▶ _Goal of the exercise_: Each entry below must come back exactly as written, without its pictures.

##############################

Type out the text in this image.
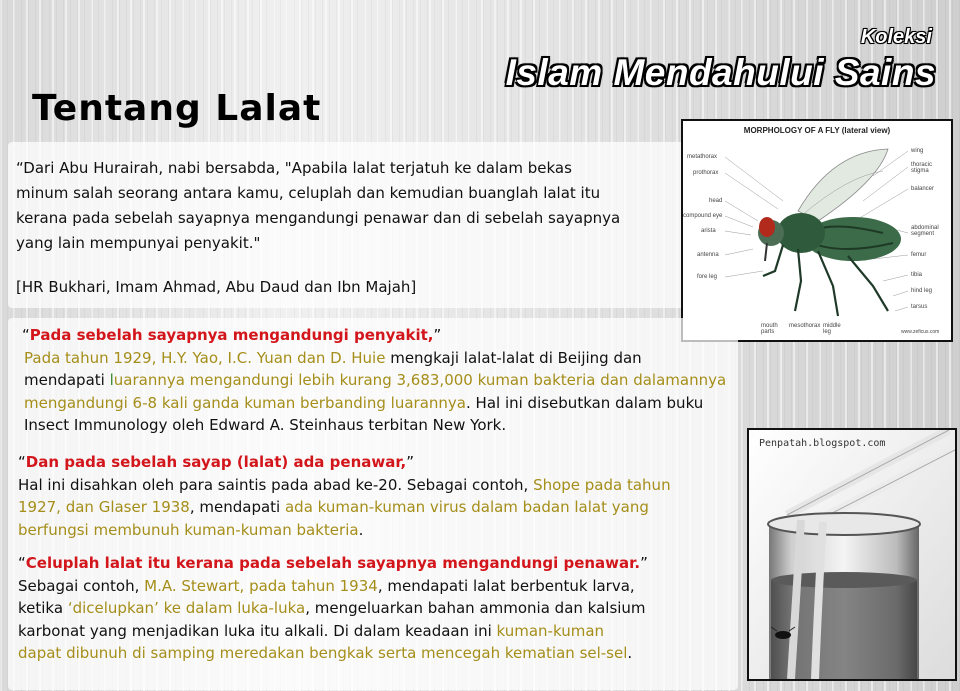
Koleksi
Islam Mendahului Sains
Tentang Lalat
“Dari Abu Hurairah, nabi bersabda, "Apabila lalat terjatuh ke dalam bekas
minum salah seorang antara kamu, celuplah dan kemudian buanglah lalat itu
kerana pada sebelah sayapnya mengandungi penawar dan di sebelah sayapnya
yang lain mempunyai penyakit."
[HR Bukhari, Imam Ahmad, Abu Daud dan Ibn Majah]
MORPHOLOGY OF A FLY (lateral view)
metathorax
prothorax
head
compound eye
arista
antenna
fore leg
wing
thoracic stigma
balancer
abdominal segment
femur
tibia
hind leg
tarsus
mouth parts
mesothorax middle leg	www.zeficus.com
“Pada sebelah sayapnya mengandungi penyakit,”
Pada tahun 1929, H.Y. Yao, I.C. Yuan dan D. Huie mengkaji lalat-lalat di Beijing dan
mendapati luarannya mengandungi lebih kurang 3,683,000 kuman bakteria dan dalamannya
mengandungi 6-8 kali ganda kuman berbanding luarannya. Hal ini disebutkan dalam buku
Insect Immunology oleh Edward A. Steinhaus terbitan New York.
“Dan pada sebelah sayap (lalat) ada penawar,”
Hal ini disahkan oleh para saintis pada abad ke-20. Sebagai contoh, Shope pada tahun
1927, dan Glaser 1938, mendapati ada kuman-kuman virus dalam badan lalat yang
berfungsi membunuh kuman-kuman bakteria.
“Celuplah lalat itu kerana pada sebelah sayapnya mengandungi penawar.”
Sebagai contoh, M.A. Stewart, pada tahun 1934, mendapati lalat berbentuk larva,
ketika ‘dicelupkan’ ke dalam luka-luka, mengeluarkan bahan ammonia dan kalsium
karbonat yang menjadikan luka itu alkali. Di dalam keadaan ini kuman-kuman
dapat dibunuh di samping meredakan bengkak serta mencegah kematian sel-sel.
Penpatah.blogspot.com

##############################

▶ _Answer space_:
Type out the text in this image.
Koleksi
Islam Mendahului Sains
Tentang Lalat
“Dari Abu Hurairah, nabi bersabda, "Apabila lalat terjatuh ke dalam bekas
minum salah seorang antara kamu, celuplah dan kemudian buanglah lalat itu
kerana pada sebelah sayapnya mengandungi penawar dan di sebelah sayapnya
yang lain mempunyai penyakit."
[HR Bukhari, Imam Ahmad, Abu Daud dan Ibn Majah]
MORPHOLOGY OF A FLY (lateral view)
metathorax
prothorax
head
compound eye
arista
antenna
fore leg
wing
thoracic stigma
balancer
abdominal segment
femur
tibia
hind leg
tarsus
mouth parts
mesothorax middle leg	www.zeficus.com
“Pada sebelah sayapnya mengandungi penyakit,”
Pada tahun 1929, H.Y. Yao, I.C. Yuan dan D. Huie mengkaji lalat-lalat di Beijing dan
mendapati luarannya mengandungi lebih kurang 3,683,000 kuman bakteria dan dalamannya
mengandungi 6-8 kali ganda kuman berbanding luarannya. Hal ini disebutkan dalam buku
Insect Immunology oleh Edward A. Steinhaus terbitan New York.
“Dan pada sebelah sayap (lalat) ada penawar,”
Hal ini disahkan oleh para saintis pada abad ke-20. Sebagai contoh, Shope pada tahun
1927, dan Glaser 1938, mendapati ada kuman-kuman virus dalam badan lalat yang
berfungsi membunuh kuman-kuman bakteria.
“Celuplah lalat itu kerana pada sebelah sayapnya mengandungi penawar.”
Sebagai contoh, M.A. Stewart, pada tahun 1934, mendapati lalat berbentuk larva,
ketika ‘dicelupkan’ ke dalam luka-luka, mengeluarkan bahan ammonia dan kalsium
karbonat yang menjadikan luka itu alkali. Di dalam keadaan ini kuman-kuman
dapat dibunuh di samping meredakan bengkak serta mencegah kematian sel-sel.
Penpatah.blogspot.com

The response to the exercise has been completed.